> _WHAT YOU SHOULD DO_
In the entries that follow, find the word "Burp" and report each line it is on.
──────
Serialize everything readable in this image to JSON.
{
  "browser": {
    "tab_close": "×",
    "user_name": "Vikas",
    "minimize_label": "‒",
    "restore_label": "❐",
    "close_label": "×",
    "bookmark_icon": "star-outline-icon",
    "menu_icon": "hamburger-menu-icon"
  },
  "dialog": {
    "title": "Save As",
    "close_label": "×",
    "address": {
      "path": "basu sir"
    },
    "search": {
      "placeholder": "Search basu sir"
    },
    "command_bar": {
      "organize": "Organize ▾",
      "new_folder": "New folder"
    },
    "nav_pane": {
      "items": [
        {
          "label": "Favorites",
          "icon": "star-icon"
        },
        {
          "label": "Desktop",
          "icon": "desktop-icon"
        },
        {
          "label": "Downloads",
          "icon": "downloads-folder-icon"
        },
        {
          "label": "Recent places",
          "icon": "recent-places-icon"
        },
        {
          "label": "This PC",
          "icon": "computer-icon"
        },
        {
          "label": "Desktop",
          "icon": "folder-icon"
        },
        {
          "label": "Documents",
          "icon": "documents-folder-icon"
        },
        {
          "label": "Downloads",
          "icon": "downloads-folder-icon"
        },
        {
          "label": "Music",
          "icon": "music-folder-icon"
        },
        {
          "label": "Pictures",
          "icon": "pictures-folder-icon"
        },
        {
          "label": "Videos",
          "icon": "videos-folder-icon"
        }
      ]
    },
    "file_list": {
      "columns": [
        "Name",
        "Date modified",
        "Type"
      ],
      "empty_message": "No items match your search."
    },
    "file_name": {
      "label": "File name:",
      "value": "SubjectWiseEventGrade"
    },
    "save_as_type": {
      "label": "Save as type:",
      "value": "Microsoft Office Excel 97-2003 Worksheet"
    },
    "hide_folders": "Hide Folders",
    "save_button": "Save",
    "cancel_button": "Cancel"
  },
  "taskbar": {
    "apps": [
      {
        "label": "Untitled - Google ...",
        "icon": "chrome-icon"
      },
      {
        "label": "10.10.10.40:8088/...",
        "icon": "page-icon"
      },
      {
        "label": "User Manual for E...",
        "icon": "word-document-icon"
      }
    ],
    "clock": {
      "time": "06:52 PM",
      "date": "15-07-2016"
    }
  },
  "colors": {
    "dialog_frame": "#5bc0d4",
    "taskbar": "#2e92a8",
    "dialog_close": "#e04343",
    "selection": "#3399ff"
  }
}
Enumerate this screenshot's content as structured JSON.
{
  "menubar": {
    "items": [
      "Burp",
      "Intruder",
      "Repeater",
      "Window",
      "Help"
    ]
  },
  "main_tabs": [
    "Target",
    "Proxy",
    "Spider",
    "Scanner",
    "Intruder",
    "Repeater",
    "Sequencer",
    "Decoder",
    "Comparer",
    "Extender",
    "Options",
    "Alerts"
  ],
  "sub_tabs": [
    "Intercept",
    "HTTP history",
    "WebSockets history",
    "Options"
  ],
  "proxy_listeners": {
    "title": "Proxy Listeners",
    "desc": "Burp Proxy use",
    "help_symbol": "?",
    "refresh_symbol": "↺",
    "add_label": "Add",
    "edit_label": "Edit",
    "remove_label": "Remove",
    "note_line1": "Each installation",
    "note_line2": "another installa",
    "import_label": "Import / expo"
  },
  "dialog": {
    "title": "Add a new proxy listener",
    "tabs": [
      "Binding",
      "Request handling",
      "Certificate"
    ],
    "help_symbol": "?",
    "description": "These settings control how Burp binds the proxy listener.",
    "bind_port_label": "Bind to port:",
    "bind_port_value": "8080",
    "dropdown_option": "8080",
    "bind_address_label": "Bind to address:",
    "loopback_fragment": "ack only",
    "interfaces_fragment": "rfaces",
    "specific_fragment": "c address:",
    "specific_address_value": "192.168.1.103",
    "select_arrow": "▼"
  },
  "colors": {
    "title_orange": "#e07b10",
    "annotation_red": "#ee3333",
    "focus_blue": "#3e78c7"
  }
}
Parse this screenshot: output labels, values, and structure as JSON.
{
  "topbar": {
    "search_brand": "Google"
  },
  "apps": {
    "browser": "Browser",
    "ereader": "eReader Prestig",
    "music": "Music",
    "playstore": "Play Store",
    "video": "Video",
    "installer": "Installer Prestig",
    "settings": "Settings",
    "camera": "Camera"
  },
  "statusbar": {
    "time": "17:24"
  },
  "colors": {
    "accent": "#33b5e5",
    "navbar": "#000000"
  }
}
──────
> _RESPONSE TO THIS EXERCISE_
      "Burp",
    "desc": "Burp Proxy use",
    "description": "These settings control how Burp binds the proxy listener.",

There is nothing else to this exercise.